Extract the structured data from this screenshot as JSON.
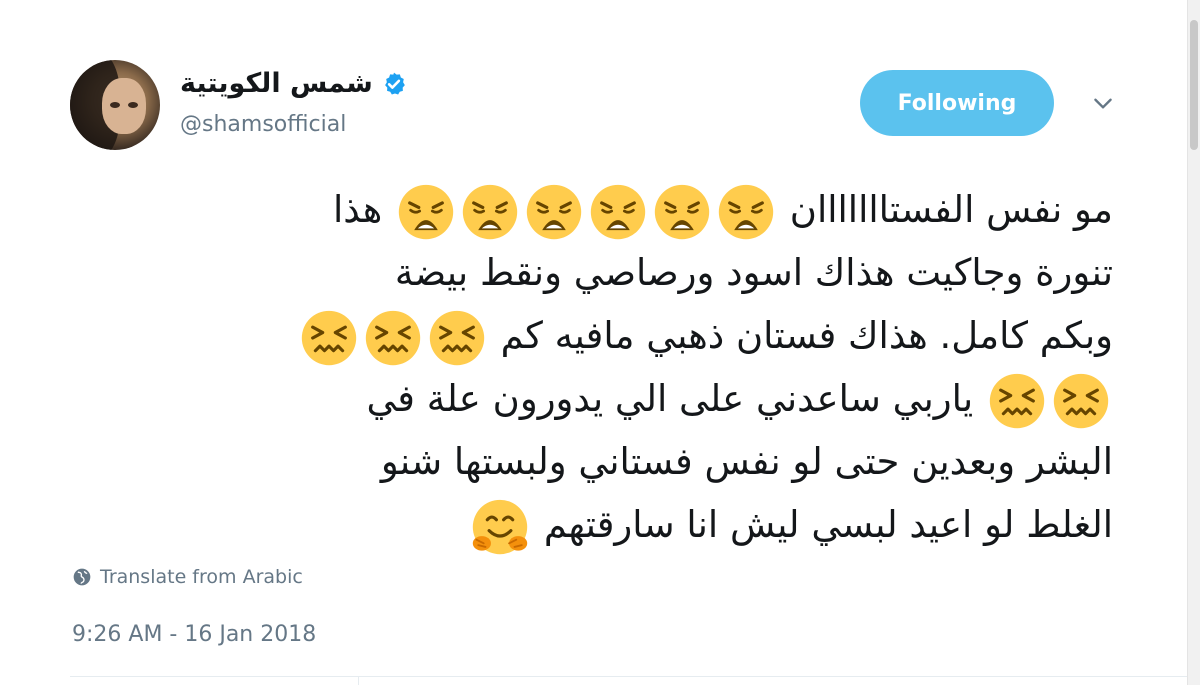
{
  "user": {
    "display_name": "شمس الكويتية",
    "handle": "@shamsofficial",
    "verified": true
  },
  "follow_button": {
    "label": "Following"
  },
  "tweet": {
    "lines": [
      [
        "مو نفس الفستااااااان ",
        "emoji:weary",
        "emoji:weary",
        "emoji:weary",
        "emoji:weary",
        "emoji:weary",
        "emoji:weary",
        " هذا"
      ],
      [
        "تنورة وجاكيت هذاك اسود ورصاصي ونقط بيضة"
      ],
      [
        "وبكم كامل. هذاك فستان ذهبي مافيه كم ",
        "emoji:confounded",
        "emoji:confounded",
        "emoji:confounded"
      ],
      [
        "emoji:confounded",
        "emoji:confounded",
        " ياربي ساعدني على الي يدورون علة في"
      ],
      [
        "البشر وبعدين حتى لو نفس فستاني ولبستها شنو"
      ],
      [
        "الغلط لو اعيد لبسي ليش انا سارقتهم ",
        "emoji:hugging"
      ]
    ]
  },
  "translate": {
    "label": "Translate from Arabic",
    "icon": "globe-icon"
  },
  "timestamp": "9:26 AM - 16 Jan 2018",
  "colors": {
    "accent": "#5bc2ee",
    "verified": "#1da1f2",
    "muted": "#657786",
    "emoji_face": "#ffcc4d"
  }
}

|---|

Short task :: Which lines of the data include "هذاك"? Copy each of them.

Correct result ::
        "تنورة وجاكيت هذاك اسود ورصاصي ونقط بيضة"
        "وبكم كامل. هذاك فستان ذهبي مافيه كم ",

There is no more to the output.